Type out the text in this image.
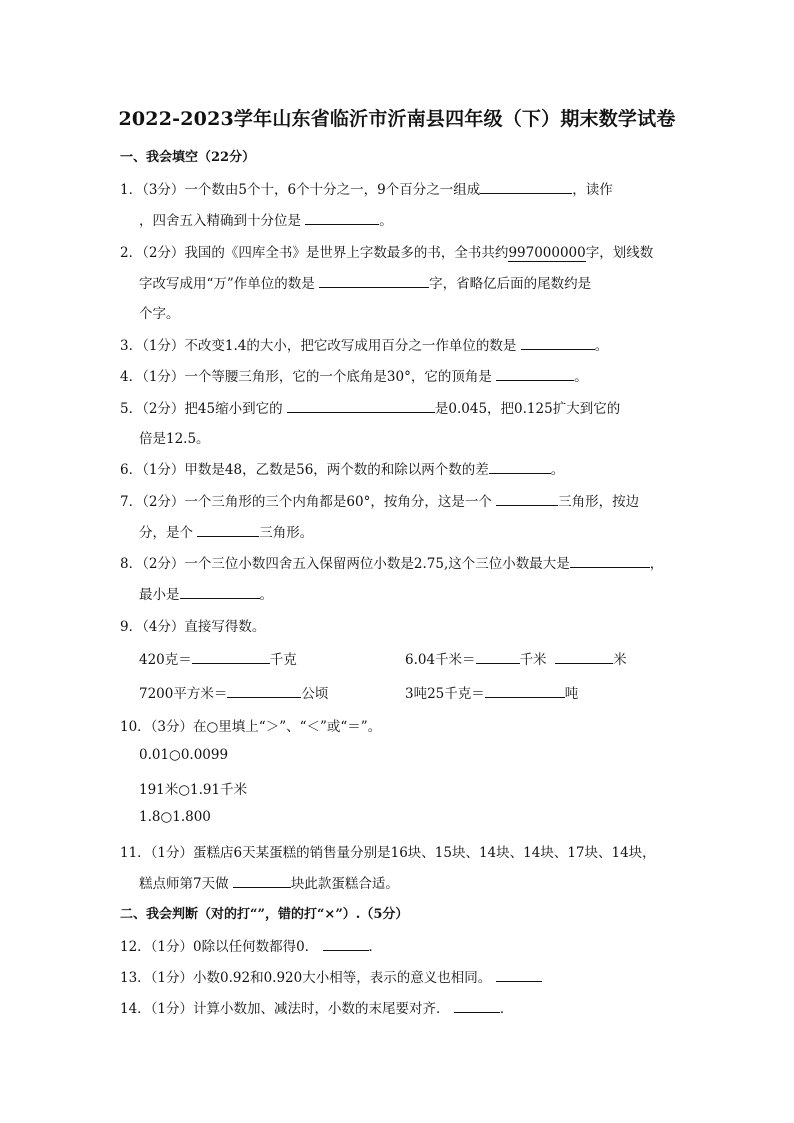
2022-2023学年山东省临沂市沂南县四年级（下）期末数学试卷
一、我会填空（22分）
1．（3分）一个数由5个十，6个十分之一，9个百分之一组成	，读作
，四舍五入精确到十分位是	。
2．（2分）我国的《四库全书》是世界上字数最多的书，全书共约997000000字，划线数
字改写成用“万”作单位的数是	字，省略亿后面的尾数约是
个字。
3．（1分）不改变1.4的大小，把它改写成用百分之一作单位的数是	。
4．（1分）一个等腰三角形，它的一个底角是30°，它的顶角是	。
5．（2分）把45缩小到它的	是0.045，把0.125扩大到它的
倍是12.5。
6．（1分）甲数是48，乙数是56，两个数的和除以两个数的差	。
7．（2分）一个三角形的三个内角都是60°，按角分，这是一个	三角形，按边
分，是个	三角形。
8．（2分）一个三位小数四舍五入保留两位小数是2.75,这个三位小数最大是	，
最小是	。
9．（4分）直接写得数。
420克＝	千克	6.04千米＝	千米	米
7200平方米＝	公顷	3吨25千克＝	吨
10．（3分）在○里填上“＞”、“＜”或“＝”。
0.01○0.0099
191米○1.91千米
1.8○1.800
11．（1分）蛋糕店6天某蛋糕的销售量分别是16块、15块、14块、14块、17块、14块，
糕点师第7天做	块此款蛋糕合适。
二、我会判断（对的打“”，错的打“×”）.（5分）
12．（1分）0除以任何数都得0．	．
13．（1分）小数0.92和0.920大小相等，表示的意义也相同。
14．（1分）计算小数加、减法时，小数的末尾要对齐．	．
——
■ **CHALLENGE**:
Extract the text of all the records above verbatim, excluding pictures.

■ **FULL OUTPUT**:
Type out the text in this image.
2022-2023学年山东省临沂市沂南县四年级（下）期末数学试卷
一、我会填空（22分）
1．（3分）一个数由5个十，6个十分之一，9个百分之一组成	，读作
，四舍五入精确到十分位是	。
2．（2分）我国的《四库全书》是世界上字数最多的书，全书共约997000000字，划线数
字改写成用“万”作单位的数是	字，省略亿后面的尾数约是
个字。
3．（1分）不改变1.4的大小，把它改写成用百分之一作单位的数是	。
4．（1分）一个等腰三角形，它的一个底角是30°，它的顶角是	。
5．（2分）把45缩小到它的	是0.045，把0.125扩大到它的
倍是12.5。
6．（1分）甲数是48，乙数是56，两个数的和除以两个数的差	。
7．（2分）一个三角形的三个内角都是60°，按角分，这是一个	三角形，按边
分，是个	三角形。
8．（2分）一个三位小数四舍五入保留两位小数是2.75,这个三位小数最大是	，
最小是	。
9．（4分）直接写得数。
420克＝	千克	6.04千米＝	千米	米
7200平方米＝	公顷	3吨25千克＝	吨
10．（3分）在○里填上“＞”、“＜”或“＝”。
0.01○0.0099
191米○1.91千米
1.8○1.800
11．（1分）蛋糕店6天某蛋糕的销售量分别是16块、15块、14块、14块、17块、14块，
糕点师第7天做	块此款蛋糕合适。
二、我会判断（对的打“”，错的打“×”）.（5分）
12．（1分）0除以任何数都得0．	．
13．（1分）小数0.92和0.920大小相等，表示的意义也相同。
14．（1分）计算小数加、减法时，小数的末尾要对齐．	．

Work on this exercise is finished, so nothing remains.